● **DIRECTIVE**: Gather from the listing below each line that includes the word "الحديث", and copy it.

-- start --

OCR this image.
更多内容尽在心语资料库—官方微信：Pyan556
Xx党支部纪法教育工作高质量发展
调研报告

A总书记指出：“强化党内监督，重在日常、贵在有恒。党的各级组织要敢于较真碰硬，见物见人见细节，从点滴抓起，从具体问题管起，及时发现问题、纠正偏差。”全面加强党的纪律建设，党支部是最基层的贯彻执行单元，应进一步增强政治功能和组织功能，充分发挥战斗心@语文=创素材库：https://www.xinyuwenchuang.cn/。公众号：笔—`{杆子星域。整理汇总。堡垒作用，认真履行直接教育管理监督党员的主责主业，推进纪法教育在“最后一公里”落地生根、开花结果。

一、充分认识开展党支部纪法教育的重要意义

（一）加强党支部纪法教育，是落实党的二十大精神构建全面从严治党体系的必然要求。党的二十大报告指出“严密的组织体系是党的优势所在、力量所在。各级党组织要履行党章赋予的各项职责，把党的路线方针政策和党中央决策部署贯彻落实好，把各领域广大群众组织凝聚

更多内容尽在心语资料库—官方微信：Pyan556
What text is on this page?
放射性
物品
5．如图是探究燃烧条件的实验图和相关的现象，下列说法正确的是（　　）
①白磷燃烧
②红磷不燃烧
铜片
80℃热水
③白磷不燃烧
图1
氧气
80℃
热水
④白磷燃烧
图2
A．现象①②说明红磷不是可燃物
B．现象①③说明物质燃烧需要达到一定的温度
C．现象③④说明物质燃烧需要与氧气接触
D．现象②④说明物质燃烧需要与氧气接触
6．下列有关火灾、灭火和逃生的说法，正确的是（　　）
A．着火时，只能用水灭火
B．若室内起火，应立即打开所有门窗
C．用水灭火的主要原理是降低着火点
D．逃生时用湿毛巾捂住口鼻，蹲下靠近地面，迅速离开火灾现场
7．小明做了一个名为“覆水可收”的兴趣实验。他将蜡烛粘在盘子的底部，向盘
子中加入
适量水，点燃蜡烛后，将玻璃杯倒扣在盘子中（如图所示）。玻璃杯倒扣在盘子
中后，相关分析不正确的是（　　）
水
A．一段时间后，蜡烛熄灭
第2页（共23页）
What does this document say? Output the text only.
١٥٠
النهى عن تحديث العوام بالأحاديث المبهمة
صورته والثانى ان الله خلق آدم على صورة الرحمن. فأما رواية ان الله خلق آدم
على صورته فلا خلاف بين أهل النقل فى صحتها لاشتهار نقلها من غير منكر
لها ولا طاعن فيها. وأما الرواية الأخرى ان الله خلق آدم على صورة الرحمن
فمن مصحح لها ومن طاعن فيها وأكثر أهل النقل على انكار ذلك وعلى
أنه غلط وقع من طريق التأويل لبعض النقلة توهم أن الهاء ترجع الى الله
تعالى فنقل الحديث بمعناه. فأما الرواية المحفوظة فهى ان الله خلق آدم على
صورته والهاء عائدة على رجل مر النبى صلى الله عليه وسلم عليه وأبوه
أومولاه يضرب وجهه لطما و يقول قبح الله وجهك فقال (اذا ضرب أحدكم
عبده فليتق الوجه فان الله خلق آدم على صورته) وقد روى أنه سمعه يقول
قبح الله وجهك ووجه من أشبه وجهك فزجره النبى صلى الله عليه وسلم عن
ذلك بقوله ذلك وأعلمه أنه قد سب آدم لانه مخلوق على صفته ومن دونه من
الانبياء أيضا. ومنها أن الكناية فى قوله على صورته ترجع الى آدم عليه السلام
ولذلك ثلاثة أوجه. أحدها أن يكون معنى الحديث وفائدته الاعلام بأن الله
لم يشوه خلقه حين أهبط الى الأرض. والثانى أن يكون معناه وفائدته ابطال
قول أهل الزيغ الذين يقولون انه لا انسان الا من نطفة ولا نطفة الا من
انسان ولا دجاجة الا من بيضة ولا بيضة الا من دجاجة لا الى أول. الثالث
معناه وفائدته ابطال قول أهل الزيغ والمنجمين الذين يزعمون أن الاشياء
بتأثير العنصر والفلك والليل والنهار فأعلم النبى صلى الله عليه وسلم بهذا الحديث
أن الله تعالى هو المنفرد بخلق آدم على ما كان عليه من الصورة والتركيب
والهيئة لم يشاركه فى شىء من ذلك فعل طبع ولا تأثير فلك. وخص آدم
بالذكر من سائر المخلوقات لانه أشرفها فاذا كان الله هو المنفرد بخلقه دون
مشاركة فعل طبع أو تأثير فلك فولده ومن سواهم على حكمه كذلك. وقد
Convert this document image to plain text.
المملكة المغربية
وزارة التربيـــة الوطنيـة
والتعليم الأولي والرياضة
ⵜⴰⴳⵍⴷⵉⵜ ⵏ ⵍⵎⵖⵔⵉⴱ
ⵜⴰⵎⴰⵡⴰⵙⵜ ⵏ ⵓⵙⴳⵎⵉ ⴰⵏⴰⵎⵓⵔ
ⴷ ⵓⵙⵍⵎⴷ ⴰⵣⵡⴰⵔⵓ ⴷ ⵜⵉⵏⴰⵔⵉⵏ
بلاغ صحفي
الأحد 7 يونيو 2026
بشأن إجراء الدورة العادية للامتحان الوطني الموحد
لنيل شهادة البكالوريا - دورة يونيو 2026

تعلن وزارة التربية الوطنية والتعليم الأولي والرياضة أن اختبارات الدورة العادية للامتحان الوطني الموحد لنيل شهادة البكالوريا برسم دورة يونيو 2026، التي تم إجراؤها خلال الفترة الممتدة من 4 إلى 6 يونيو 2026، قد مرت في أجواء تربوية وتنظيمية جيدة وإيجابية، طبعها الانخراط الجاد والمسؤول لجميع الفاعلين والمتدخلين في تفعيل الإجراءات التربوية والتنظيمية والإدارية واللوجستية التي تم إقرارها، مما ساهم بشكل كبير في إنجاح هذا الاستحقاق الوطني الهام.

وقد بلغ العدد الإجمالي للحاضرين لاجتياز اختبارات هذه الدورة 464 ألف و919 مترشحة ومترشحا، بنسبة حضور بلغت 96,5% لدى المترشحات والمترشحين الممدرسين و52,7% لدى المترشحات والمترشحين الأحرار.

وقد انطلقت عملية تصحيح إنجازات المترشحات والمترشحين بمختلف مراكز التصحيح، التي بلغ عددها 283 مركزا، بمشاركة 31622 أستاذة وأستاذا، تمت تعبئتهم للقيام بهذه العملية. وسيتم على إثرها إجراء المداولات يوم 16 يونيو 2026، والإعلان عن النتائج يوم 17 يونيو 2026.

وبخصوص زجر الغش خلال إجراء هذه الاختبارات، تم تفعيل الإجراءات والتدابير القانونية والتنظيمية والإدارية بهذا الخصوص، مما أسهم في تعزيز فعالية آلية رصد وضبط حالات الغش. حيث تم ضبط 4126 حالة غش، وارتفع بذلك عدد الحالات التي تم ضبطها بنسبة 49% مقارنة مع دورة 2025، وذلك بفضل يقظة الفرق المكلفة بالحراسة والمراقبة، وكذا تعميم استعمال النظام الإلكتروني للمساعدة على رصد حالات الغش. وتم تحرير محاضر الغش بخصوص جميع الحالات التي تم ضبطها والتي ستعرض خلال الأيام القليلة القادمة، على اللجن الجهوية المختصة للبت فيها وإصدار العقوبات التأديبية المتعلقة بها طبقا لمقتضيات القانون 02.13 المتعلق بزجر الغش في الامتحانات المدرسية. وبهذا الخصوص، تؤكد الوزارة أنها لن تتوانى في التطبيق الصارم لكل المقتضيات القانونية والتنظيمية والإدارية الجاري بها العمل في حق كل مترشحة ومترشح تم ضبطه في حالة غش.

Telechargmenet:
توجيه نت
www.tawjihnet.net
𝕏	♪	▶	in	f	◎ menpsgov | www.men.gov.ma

-- end --

● **REPLY**:
تعالى فنقل الحديث بمعناه. فأما الرواية المحفوظة فهى ان الله خلق آدم على
ولذلك ثلاثة أوجه. أحدها أن يكون معنى الحديث وفائدته الاعلام بأن الله
بتأثير العنصر والفلك والليل والنهار فأعلم النبى صلى الله عليه وسلم بهذا الحديث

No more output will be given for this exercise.